** START OF Exercise inputs **

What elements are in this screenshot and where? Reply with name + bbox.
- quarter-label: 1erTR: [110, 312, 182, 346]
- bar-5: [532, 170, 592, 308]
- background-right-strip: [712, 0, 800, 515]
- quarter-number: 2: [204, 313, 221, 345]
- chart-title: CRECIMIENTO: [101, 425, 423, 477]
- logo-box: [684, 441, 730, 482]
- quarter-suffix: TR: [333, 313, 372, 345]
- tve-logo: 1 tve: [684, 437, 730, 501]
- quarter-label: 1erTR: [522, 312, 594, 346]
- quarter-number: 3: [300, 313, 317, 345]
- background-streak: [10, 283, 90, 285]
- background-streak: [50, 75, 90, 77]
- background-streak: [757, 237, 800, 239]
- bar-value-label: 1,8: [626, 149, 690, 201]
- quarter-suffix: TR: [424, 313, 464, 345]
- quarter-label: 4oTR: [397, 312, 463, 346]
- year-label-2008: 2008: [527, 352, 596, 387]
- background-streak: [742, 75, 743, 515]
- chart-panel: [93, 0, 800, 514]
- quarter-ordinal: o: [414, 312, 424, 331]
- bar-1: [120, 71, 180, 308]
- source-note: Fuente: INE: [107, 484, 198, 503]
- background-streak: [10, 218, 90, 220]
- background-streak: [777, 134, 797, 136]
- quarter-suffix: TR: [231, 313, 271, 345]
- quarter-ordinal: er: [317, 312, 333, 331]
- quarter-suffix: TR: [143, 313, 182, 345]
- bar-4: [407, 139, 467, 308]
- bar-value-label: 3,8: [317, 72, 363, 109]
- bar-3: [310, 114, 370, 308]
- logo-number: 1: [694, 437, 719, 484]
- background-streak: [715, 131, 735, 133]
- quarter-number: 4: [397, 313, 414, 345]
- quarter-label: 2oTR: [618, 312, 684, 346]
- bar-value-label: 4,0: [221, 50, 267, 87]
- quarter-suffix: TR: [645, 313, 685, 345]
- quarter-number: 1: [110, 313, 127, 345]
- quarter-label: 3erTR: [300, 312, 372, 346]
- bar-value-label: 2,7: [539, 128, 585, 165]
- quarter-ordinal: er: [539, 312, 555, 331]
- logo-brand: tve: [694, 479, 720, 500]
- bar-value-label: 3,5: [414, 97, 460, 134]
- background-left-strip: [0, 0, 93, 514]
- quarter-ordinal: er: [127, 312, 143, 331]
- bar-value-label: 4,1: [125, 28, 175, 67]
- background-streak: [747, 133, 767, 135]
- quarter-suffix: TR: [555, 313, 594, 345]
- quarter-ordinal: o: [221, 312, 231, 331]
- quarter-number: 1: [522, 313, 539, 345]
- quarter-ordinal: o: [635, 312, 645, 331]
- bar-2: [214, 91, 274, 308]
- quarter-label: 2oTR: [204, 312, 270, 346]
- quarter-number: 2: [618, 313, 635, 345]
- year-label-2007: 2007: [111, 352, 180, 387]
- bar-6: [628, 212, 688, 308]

** END OF Exercise inputs **

=== Written task ===
Copy the lines word for word, starting at the beginning of the entries and going on through the line with "- quarter-suffix: TR: [333, 313, 372, 345]".

=== Result ===
What elements are in this screenshot and where? Reply with name + bbox.
- quarter-label: 1erTR: [110, 312, 182, 346]
- bar-5: [532, 170, 592, 308]
- background-right-strip: [712, 0, 800, 515]
- quarter-number: 2: [204, 313, 221, 345]
- chart-title: CRECIMIENTO: [101, 425, 423, 477]
- logo-box: [684, 441, 730, 482]
- quarter-suffix: TR: [333, 313, 372, 345]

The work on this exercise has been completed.